(Stored records)
>> START

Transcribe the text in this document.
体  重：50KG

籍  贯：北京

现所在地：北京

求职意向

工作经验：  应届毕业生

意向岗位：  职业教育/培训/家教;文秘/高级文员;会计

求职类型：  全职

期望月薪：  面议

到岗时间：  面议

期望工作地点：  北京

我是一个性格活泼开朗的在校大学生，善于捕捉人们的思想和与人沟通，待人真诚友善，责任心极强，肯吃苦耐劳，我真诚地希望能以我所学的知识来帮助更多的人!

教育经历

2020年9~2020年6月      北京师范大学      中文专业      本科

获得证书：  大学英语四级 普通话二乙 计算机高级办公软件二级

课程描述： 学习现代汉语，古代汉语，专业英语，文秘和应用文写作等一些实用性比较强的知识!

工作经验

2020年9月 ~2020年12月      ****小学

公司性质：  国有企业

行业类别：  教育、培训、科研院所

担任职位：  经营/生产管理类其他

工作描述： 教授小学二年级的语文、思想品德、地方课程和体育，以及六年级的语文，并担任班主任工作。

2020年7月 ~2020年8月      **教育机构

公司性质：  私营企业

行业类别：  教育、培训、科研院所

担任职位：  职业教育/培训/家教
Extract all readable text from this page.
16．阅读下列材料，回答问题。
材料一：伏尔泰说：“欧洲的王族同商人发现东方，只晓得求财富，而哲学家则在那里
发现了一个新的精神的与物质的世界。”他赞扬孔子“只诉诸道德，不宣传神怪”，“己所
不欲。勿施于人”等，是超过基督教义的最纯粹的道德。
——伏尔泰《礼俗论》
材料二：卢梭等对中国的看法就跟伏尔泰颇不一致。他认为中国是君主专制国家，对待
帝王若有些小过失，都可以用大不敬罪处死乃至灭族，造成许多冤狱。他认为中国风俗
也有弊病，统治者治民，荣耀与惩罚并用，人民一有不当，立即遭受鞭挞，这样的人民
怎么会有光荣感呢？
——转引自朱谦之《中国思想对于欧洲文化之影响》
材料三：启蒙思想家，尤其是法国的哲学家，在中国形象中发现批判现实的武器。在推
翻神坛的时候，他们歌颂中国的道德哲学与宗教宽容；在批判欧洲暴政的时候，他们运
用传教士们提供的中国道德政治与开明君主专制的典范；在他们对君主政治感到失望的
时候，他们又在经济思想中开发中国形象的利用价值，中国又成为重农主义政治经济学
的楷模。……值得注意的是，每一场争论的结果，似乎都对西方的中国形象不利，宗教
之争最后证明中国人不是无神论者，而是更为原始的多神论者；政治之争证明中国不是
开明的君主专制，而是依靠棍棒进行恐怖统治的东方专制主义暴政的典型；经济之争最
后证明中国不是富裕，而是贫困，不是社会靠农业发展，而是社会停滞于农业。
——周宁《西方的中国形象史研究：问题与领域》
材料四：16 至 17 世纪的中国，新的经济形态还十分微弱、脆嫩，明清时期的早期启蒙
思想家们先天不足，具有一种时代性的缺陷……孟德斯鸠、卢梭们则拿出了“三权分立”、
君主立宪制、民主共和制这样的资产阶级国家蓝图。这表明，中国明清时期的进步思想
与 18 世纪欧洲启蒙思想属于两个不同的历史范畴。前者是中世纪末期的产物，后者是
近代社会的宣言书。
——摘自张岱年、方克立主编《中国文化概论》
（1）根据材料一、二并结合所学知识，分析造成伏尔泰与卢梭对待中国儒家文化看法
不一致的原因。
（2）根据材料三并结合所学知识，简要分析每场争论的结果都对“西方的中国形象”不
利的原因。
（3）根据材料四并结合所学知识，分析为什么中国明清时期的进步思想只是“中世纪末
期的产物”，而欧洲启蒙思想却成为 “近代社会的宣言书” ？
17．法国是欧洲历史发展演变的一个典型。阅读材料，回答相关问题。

>> END

__EXERCISE DETAILS__
Each line that holds the word "职业教育" should be extracted from the records.

__CORRECT ANSWER__
意向岗位：  职业教育/培训/家教;文秘/高级文员;会计
担任职位：  职业教育/培训/家教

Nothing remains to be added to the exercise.